Items listed in a dataset.
○ ○ ○ ○ ○ ○ ○

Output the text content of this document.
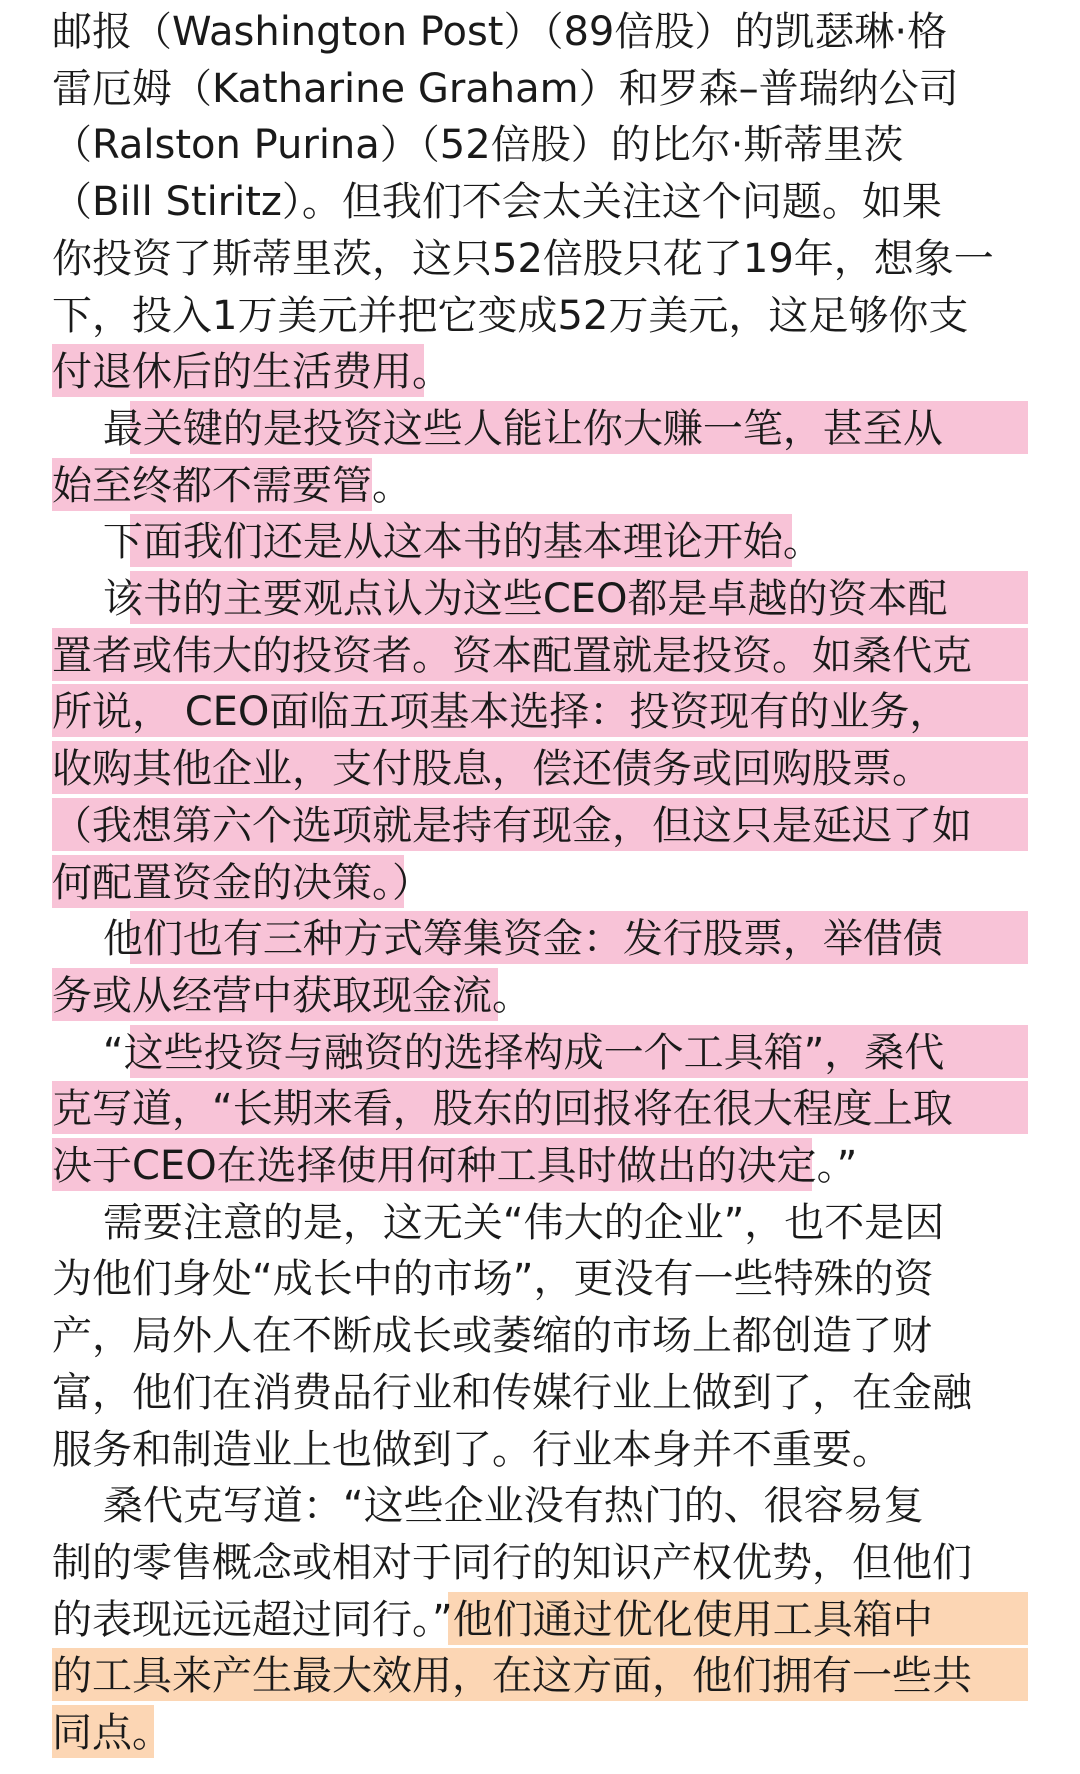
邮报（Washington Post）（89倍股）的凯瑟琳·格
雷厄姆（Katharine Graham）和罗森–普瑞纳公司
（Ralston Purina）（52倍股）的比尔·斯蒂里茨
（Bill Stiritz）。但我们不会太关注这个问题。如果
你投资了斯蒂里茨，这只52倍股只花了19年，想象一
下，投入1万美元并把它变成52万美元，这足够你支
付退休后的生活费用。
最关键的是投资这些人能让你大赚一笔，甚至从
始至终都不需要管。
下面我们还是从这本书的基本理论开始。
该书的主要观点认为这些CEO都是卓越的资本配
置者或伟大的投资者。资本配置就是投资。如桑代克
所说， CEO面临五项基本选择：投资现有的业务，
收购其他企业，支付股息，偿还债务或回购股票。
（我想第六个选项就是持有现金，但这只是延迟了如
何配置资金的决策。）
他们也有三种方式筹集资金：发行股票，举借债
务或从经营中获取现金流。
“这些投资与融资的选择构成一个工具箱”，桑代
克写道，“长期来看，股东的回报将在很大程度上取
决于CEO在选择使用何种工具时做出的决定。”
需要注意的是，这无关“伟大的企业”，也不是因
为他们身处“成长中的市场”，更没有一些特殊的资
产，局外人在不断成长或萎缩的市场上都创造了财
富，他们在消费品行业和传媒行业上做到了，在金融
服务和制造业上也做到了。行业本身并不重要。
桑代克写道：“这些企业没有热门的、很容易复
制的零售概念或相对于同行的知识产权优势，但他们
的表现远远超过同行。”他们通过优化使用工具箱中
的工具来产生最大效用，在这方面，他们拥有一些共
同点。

○ ○ ○ ○ ○ ○ ○

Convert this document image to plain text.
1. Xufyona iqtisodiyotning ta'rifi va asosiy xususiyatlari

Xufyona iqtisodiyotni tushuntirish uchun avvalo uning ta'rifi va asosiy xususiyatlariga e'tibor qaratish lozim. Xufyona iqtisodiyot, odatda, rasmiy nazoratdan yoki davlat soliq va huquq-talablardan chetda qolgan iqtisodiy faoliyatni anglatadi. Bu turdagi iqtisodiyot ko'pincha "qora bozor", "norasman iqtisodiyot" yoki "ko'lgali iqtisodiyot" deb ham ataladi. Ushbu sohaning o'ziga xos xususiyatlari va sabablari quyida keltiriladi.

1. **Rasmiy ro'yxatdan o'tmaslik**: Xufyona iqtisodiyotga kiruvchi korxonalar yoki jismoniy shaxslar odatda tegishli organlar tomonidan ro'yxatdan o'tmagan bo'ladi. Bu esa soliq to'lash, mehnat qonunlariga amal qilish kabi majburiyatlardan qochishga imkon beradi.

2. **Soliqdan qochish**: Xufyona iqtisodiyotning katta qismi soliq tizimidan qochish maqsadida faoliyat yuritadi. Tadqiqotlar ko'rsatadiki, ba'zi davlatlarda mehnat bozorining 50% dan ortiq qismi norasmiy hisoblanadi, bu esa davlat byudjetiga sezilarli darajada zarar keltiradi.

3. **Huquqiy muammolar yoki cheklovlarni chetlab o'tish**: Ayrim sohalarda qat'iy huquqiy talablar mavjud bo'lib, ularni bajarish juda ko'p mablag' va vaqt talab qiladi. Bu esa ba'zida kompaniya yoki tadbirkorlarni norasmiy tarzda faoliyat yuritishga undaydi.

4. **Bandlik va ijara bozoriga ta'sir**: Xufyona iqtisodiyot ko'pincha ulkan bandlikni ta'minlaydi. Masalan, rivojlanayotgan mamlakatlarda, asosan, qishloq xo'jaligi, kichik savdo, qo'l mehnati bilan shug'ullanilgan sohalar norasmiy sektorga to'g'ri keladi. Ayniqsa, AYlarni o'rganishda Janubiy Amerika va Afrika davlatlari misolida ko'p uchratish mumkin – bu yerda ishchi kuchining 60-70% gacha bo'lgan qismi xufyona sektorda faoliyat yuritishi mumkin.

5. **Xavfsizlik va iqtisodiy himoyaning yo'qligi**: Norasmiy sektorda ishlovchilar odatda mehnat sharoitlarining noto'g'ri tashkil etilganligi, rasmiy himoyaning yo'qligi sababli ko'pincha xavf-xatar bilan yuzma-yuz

○ ○ ○ ○ ○ ○ ○

Show each line in the entries that holds the string "text".

Output the text content of this document.
Convert this document image to plain text.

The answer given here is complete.